§ WORK REQUIRED
Scan the listing below and copy every line holding "πληβείων".

§ RECORDS FOR PROCESSING
- - - -

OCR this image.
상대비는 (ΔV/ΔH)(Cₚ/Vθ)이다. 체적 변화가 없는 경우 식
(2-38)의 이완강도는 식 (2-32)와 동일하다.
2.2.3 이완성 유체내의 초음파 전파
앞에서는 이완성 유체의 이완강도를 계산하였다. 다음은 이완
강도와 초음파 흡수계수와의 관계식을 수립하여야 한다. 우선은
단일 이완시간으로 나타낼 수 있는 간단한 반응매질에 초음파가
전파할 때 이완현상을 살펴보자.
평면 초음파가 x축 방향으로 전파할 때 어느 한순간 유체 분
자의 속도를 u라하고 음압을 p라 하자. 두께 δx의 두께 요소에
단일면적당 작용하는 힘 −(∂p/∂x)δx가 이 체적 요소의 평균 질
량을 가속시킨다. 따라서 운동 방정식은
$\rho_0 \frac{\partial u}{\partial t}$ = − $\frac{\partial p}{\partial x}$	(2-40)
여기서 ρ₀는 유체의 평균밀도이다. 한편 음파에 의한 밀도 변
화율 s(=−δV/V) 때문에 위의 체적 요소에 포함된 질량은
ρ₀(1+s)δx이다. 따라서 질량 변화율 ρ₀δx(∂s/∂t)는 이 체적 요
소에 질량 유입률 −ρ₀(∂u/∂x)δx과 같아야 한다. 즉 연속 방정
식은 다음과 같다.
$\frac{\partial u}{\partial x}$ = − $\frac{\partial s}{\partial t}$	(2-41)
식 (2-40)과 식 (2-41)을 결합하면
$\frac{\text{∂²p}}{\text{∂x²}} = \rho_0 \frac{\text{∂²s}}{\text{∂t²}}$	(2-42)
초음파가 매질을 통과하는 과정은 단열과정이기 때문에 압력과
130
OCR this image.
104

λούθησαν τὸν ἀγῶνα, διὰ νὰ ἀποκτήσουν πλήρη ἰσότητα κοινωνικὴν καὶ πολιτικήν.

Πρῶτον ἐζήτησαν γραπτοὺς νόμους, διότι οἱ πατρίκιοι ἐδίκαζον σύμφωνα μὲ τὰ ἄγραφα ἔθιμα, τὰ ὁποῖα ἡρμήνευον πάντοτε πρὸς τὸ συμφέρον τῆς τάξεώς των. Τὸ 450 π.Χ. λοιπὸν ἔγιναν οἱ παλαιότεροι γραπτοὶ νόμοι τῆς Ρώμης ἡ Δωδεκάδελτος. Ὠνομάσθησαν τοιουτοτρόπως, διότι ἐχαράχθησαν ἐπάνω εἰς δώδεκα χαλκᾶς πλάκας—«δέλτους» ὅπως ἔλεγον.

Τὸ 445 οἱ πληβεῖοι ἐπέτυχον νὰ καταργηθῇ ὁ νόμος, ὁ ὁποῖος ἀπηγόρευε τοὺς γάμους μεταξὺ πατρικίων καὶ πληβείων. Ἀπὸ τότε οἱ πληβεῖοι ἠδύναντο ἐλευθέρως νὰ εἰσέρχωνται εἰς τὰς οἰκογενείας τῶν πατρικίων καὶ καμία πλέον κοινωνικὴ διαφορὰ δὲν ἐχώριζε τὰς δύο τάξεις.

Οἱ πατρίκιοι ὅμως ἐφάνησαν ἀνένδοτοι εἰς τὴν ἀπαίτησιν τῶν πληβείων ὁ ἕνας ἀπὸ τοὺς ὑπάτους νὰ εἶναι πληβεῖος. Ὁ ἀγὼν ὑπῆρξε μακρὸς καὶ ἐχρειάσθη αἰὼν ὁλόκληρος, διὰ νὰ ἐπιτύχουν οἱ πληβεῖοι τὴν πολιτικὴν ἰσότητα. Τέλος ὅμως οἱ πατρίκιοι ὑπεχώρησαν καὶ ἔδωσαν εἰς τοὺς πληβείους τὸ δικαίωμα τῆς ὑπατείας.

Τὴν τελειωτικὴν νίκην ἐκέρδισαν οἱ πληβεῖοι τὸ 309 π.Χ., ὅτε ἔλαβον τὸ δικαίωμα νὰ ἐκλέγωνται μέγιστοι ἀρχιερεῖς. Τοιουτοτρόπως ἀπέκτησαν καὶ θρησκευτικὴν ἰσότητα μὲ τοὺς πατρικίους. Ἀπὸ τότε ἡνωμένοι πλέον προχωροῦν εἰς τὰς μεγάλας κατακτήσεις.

- - - -

§ RESULT FOR THIS TASK
Τὸ 445 οἱ πληβεῖοι ἐπέτυχον νὰ καταργηθῇ ὁ νόμος, ὁ ὁποῖος ἀπηγόρευε τοὺς γάμους μεταξὺ πατρικίων καὶ πληβείων. Ἀπὸ τότε οἱ πληβεῖοι ἠδύναντο ἐλευθέρως νὰ εἰσέρχωνται εἰς τὰς οἰκογενείας τῶν πατρικίων καὶ καμία πλέον κοινωνικὴ διαφορὰ δὲν ἐχώριζε τὰς δύο τάξεις.
Οἱ πατρίκιοι ὅμως ἐφάνησαν ἀνένδοτοι εἰς τὴν ἀπαίτησιν τῶν πληβείων ὁ ἕνας ἀπὸ τοὺς ὑπάτους νὰ εἶναι πληβεῖος. Ὁ ἀγὼν ὑπῆρξε μακρὸς καὶ ἐχρειάσθη αἰὼν ὁλόκληρος, διὰ νὰ ἐπιτύχουν οἱ πληβεῖοι τὴν πολιτικὴν ἰσότητα. Τέλος ὅμως οἱ πατρίκιοι ὑπεχώρησαν καὶ ἔδωσαν εἰς τοὺς πληβείους τὸ δικαίωμα τῆς ὑπατείας.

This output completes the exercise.